>>>>

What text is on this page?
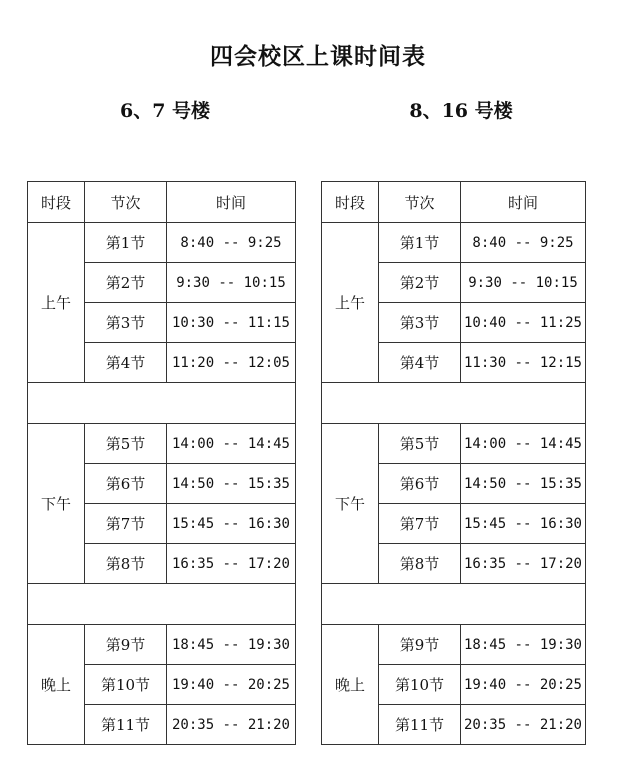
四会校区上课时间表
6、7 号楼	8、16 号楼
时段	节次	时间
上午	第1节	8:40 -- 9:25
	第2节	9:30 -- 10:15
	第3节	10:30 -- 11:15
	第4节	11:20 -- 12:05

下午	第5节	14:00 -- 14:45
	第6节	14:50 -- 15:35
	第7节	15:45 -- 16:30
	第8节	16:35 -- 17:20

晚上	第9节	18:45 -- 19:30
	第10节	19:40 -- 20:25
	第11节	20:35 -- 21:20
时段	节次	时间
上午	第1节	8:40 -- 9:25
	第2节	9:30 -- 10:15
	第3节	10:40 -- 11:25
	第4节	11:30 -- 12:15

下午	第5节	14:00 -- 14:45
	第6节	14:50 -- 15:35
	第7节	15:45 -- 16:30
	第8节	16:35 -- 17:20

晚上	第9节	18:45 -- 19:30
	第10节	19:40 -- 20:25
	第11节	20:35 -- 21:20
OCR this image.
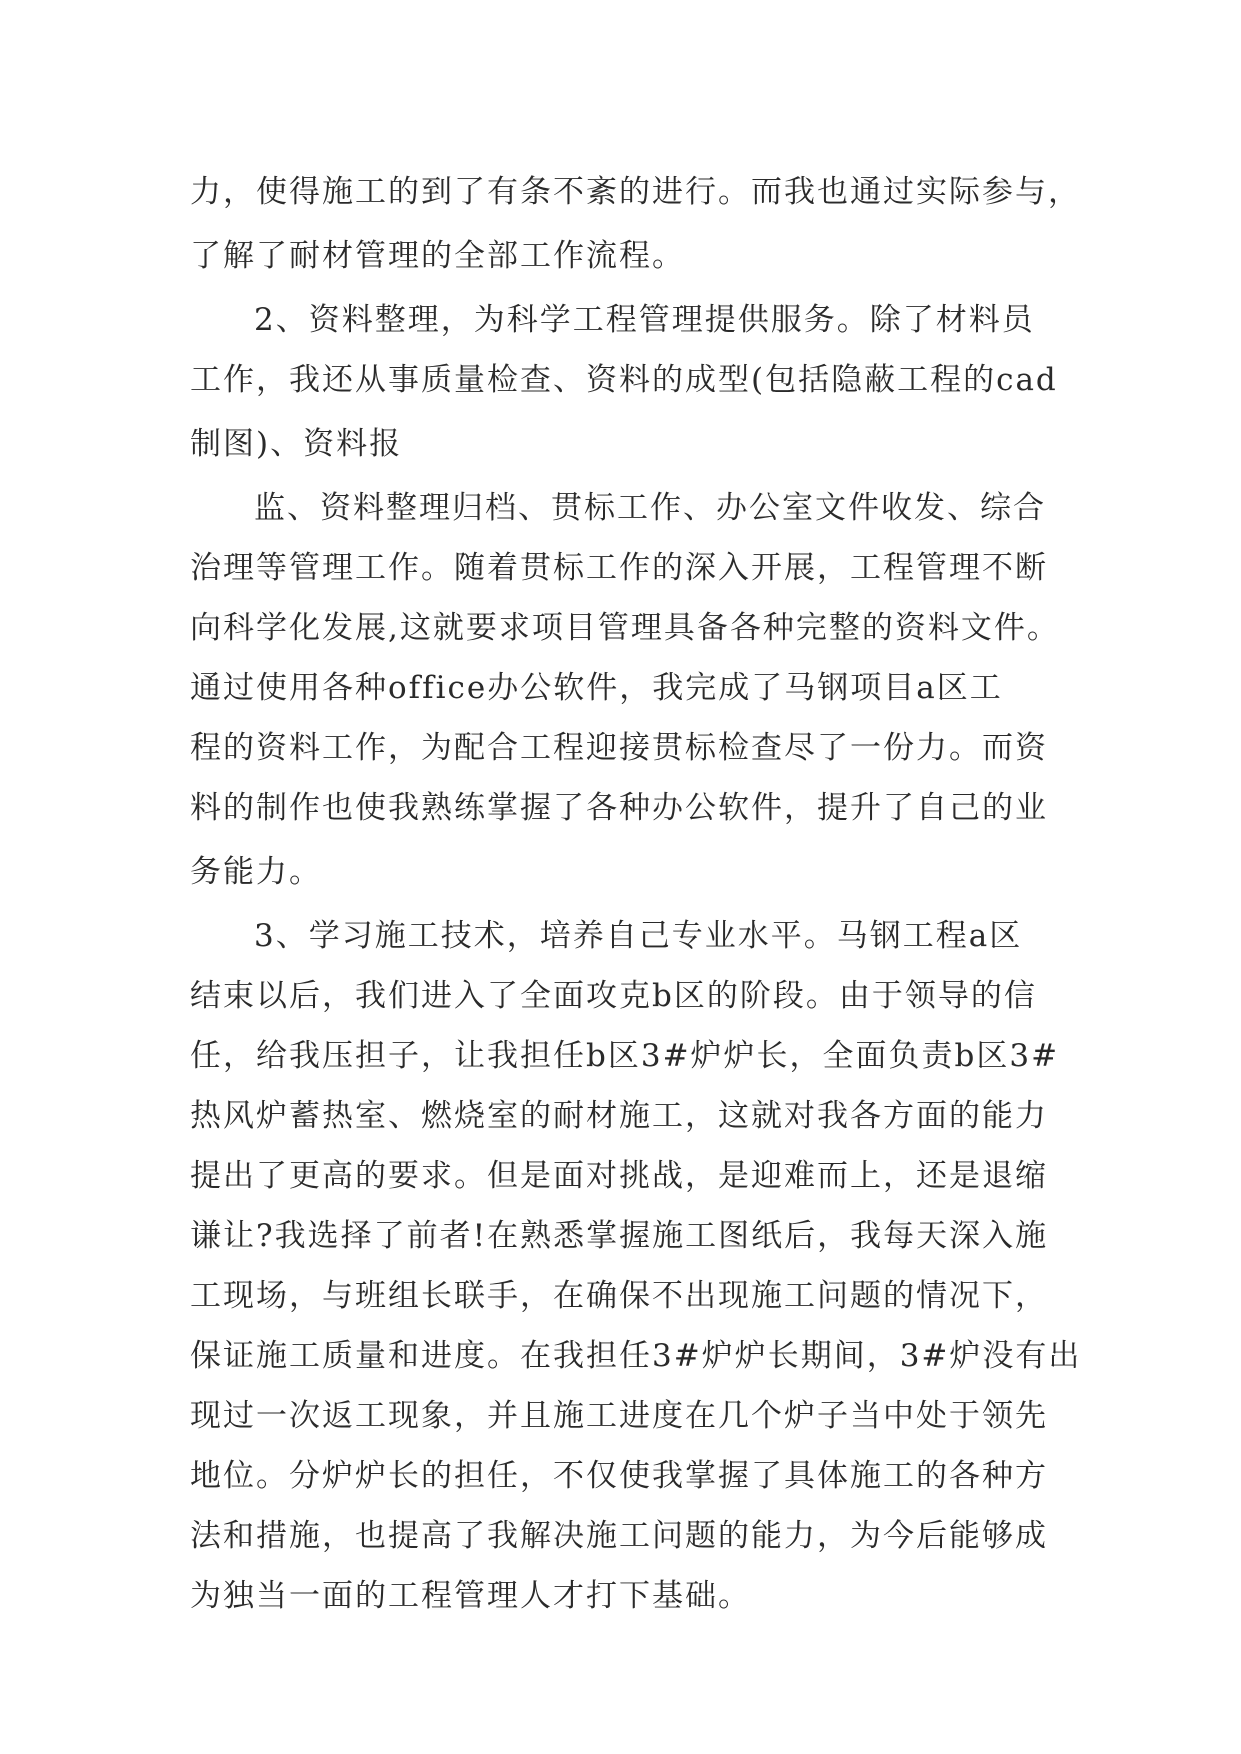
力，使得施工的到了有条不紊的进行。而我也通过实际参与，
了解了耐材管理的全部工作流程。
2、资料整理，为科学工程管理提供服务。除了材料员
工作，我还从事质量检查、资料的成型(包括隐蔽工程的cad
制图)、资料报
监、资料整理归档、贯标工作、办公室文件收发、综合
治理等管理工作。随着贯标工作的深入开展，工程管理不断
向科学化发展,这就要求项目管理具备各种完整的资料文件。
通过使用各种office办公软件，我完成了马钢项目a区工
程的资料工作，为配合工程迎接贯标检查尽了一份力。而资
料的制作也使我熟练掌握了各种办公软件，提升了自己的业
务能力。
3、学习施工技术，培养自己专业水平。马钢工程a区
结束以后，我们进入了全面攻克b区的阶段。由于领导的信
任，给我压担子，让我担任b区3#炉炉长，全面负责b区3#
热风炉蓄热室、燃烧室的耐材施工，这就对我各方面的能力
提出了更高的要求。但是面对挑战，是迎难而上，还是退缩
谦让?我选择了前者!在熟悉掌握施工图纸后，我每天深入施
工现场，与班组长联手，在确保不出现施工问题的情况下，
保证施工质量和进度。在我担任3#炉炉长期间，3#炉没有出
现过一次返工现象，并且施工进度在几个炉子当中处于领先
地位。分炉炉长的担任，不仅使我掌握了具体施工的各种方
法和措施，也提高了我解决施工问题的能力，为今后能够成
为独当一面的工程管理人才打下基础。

<<<<
>>>>

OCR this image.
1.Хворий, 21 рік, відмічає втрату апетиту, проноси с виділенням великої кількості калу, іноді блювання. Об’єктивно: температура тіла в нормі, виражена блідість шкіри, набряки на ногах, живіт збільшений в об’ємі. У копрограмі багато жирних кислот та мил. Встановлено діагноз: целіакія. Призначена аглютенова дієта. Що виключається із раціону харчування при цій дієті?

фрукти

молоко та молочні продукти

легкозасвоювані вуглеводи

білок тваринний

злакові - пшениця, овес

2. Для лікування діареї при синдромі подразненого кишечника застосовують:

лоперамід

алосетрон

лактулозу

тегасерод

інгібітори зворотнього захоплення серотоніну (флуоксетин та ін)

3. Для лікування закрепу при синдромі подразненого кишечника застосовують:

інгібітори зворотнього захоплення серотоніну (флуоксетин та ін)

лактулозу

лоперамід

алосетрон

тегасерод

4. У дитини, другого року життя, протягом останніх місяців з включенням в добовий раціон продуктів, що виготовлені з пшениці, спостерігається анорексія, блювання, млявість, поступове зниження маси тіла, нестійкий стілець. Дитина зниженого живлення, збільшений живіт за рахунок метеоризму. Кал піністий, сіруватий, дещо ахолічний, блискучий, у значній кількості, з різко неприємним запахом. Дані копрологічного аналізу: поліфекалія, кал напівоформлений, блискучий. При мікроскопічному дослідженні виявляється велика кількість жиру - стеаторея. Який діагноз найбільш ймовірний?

<<<<

* [SHORT EXERCISE]: Which lines contain the word "блювання"? Copy each one.

* [RESPONSE TO THE EXERCISE]:
1.Хворий, 21 рік, відмічає втрату апетиту, проноси с виділенням великої кількості калу, іноді блювання. Об’єктивно: температура тіла в нормі, виражена блідість шкіри, набряки на ногах, живіт збільшений в об’ємі. У копрограмі багато жирних кислот та мил. Встановлено діагноз: целіакія. Призначена аглютенова дієта. Що виключається із раціону харчування при цій дієті?
4. У дитини, другого року життя, протягом останніх місяців з включенням в добовий раціон продуктів, що виготовлені з пшениці, спостерігається анорексія, блювання, млявість, поступове зниження маси тіла, нестійкий стілець. Дитина зниженого живлення, збільшений живіт за рахунок метеоризму. Кал піністий, сіруватий, дещо ахолічний, блискучий, у значній кількості, з різко неприємним запахом. Дані копрологічного аналізу: поліфекалія, кал напівоформлений, блискучий. При мікроскопічному дослідженні виявляється велика кількість жиру - стеаторея. Який діагноз найбільш ймовірний?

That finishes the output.